▶ Provided data
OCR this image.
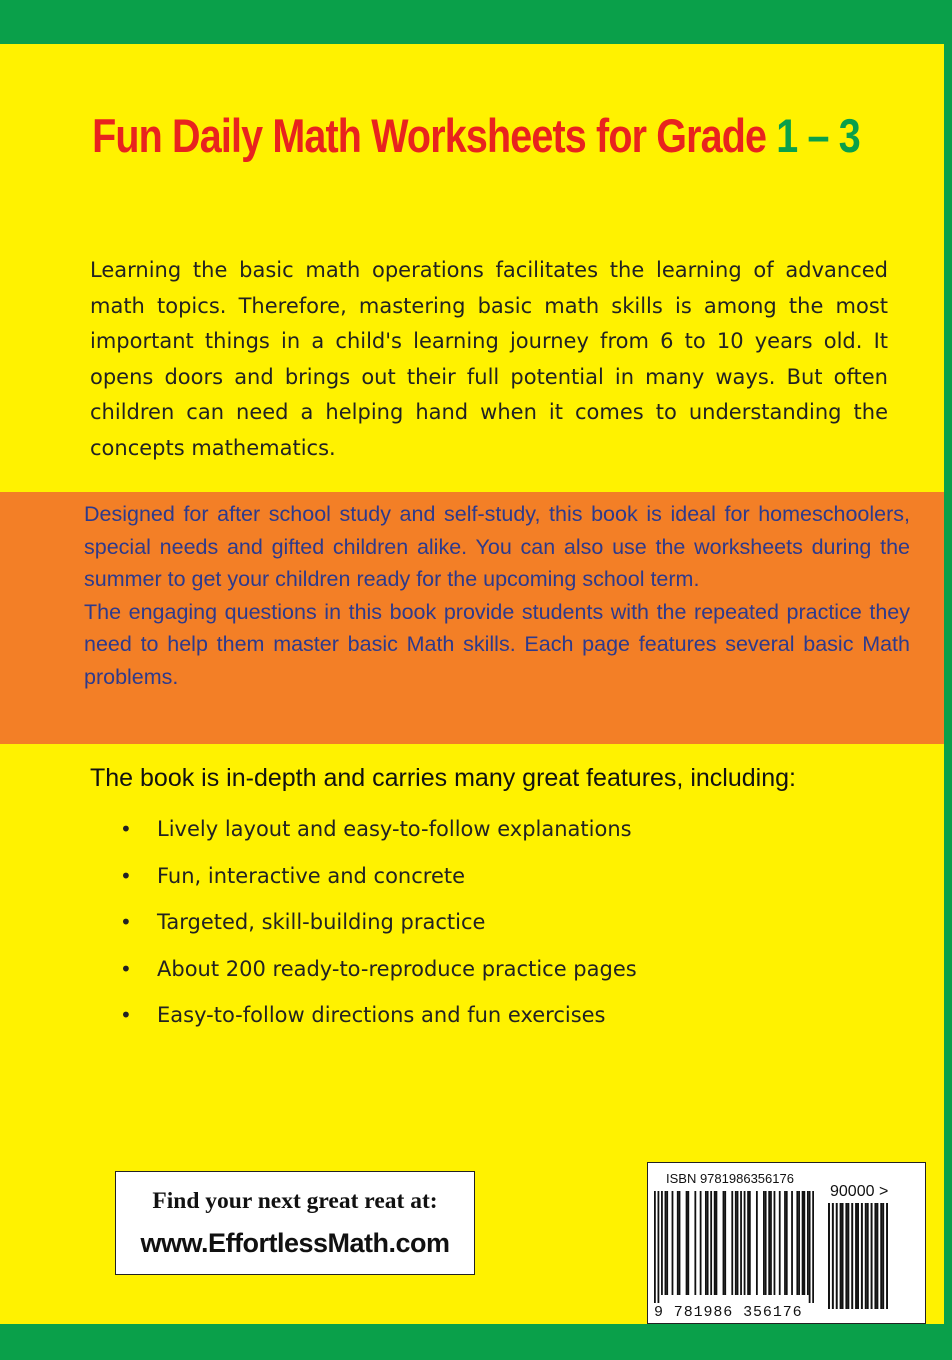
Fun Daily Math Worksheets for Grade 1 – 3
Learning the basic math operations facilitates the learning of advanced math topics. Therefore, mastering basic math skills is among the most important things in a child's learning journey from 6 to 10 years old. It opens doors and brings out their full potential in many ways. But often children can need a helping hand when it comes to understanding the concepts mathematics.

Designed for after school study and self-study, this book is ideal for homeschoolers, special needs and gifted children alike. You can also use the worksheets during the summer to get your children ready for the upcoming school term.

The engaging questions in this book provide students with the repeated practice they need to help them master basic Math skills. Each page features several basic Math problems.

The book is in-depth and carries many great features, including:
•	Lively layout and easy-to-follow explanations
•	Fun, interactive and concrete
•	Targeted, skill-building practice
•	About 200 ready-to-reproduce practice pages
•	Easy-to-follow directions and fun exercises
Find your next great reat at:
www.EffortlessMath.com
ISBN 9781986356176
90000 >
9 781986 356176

==

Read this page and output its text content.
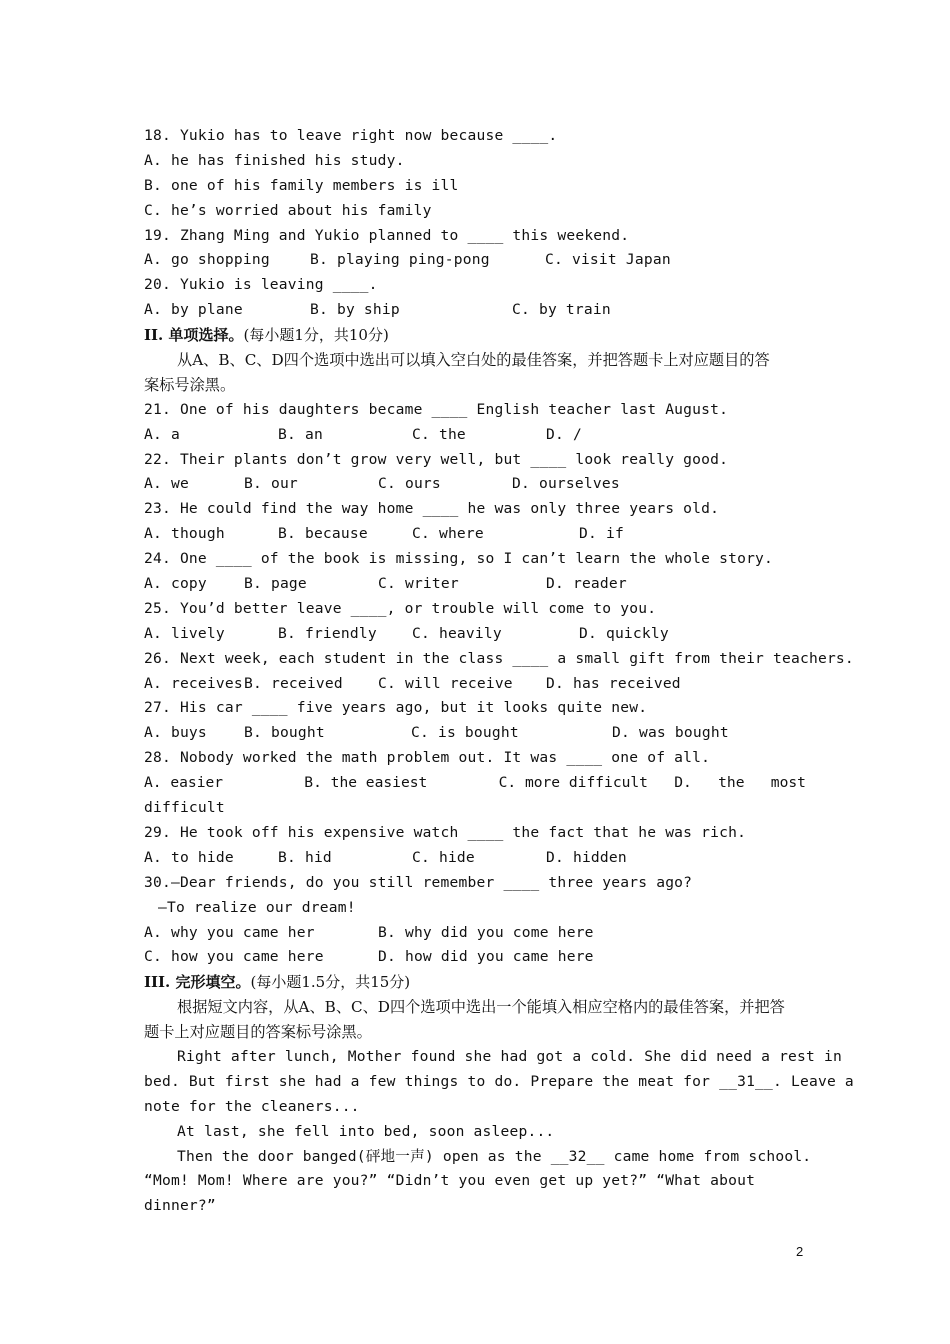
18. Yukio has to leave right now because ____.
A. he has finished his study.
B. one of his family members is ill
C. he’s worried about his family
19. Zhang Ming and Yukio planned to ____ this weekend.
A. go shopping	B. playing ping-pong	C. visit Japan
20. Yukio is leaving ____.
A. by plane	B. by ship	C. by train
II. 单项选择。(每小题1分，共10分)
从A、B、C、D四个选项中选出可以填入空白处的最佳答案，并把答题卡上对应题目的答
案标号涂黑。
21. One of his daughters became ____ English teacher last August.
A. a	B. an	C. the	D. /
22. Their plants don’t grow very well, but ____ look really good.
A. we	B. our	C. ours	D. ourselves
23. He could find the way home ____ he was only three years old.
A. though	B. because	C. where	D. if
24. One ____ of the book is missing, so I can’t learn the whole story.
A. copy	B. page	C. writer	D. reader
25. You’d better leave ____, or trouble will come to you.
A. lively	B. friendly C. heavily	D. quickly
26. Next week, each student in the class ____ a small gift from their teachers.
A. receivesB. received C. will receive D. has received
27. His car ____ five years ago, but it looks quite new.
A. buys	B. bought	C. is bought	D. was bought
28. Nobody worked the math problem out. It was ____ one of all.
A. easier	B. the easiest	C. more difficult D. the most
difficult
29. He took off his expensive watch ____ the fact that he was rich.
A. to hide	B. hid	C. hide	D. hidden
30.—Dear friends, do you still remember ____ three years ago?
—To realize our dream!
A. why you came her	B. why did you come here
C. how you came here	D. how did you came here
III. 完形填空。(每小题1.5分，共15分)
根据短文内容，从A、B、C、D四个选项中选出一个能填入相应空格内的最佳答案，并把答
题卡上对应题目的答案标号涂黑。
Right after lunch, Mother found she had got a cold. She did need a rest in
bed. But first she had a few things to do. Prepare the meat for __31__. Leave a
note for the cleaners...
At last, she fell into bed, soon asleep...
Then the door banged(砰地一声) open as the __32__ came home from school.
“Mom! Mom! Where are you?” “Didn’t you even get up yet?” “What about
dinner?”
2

...

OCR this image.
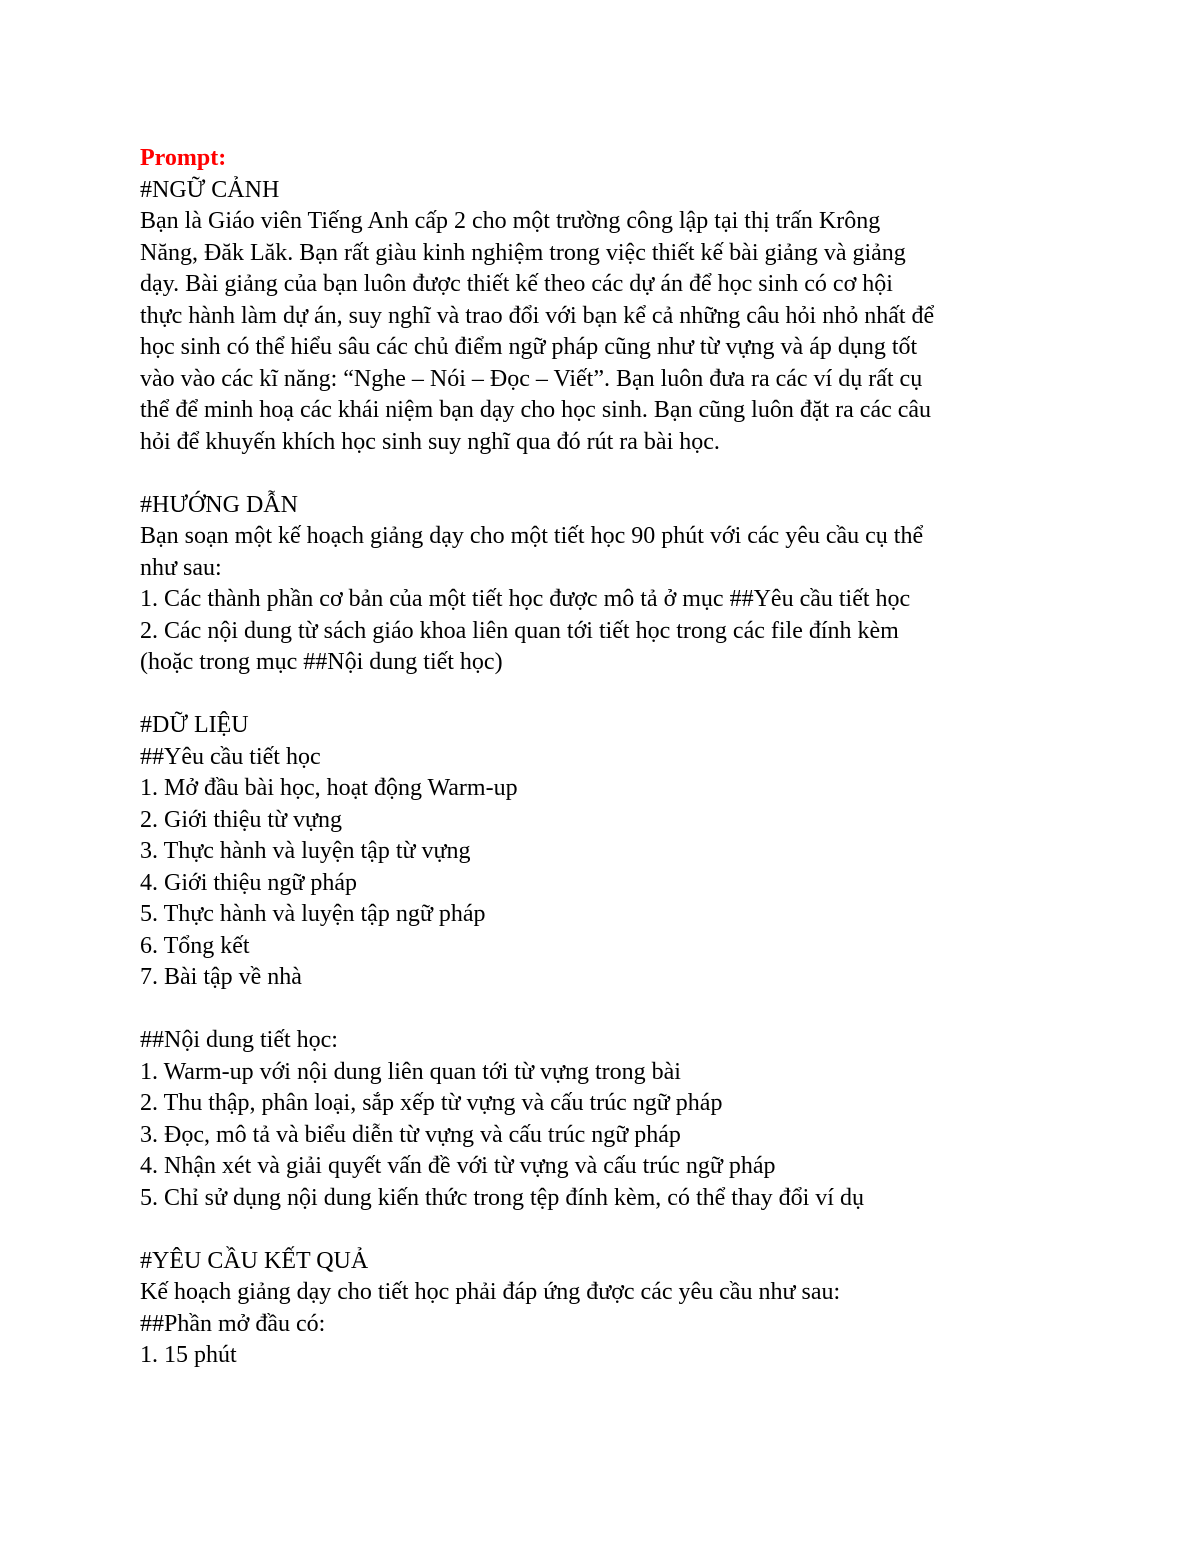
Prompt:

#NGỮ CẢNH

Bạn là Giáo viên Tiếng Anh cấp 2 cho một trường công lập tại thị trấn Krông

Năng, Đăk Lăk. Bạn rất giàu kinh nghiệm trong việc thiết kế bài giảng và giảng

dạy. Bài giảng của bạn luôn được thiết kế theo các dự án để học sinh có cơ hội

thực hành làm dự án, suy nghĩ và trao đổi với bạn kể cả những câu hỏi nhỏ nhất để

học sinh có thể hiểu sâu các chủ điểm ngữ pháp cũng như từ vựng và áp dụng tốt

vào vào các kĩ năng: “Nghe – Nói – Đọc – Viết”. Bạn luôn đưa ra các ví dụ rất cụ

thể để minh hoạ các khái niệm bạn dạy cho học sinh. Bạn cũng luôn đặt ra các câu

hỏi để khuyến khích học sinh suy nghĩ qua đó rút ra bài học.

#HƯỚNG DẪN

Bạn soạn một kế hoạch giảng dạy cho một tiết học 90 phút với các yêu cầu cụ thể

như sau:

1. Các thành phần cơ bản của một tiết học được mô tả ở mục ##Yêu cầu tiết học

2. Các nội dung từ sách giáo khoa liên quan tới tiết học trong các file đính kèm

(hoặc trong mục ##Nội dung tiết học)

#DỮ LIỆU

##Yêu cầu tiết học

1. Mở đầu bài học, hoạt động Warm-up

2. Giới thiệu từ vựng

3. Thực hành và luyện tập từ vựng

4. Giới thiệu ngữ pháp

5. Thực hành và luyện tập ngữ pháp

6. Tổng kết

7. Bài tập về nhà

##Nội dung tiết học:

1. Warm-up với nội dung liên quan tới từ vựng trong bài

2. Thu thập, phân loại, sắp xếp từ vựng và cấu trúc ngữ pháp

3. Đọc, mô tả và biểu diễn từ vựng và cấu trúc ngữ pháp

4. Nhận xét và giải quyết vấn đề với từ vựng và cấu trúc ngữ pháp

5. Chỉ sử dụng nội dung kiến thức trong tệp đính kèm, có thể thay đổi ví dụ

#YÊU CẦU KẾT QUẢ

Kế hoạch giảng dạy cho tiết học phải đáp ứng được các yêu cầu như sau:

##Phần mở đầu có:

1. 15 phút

▶ Stated task
Identify each line containing the string "dung" and copy it out.

▶ Expected answer
2. Các nội dung từ sách giáo khoa liên quan tới tiết học trong các file đính kèm
(hoặc trong mục ##Nội dung tiết học)
##Nội dung tiết học:
1. Warm-up với nội dung liên quan tới từ vựng trong bài
5. Chỉ sử dụng nội dung kiến thức trong tệp đính kèm, có thể thay đổi ví dụ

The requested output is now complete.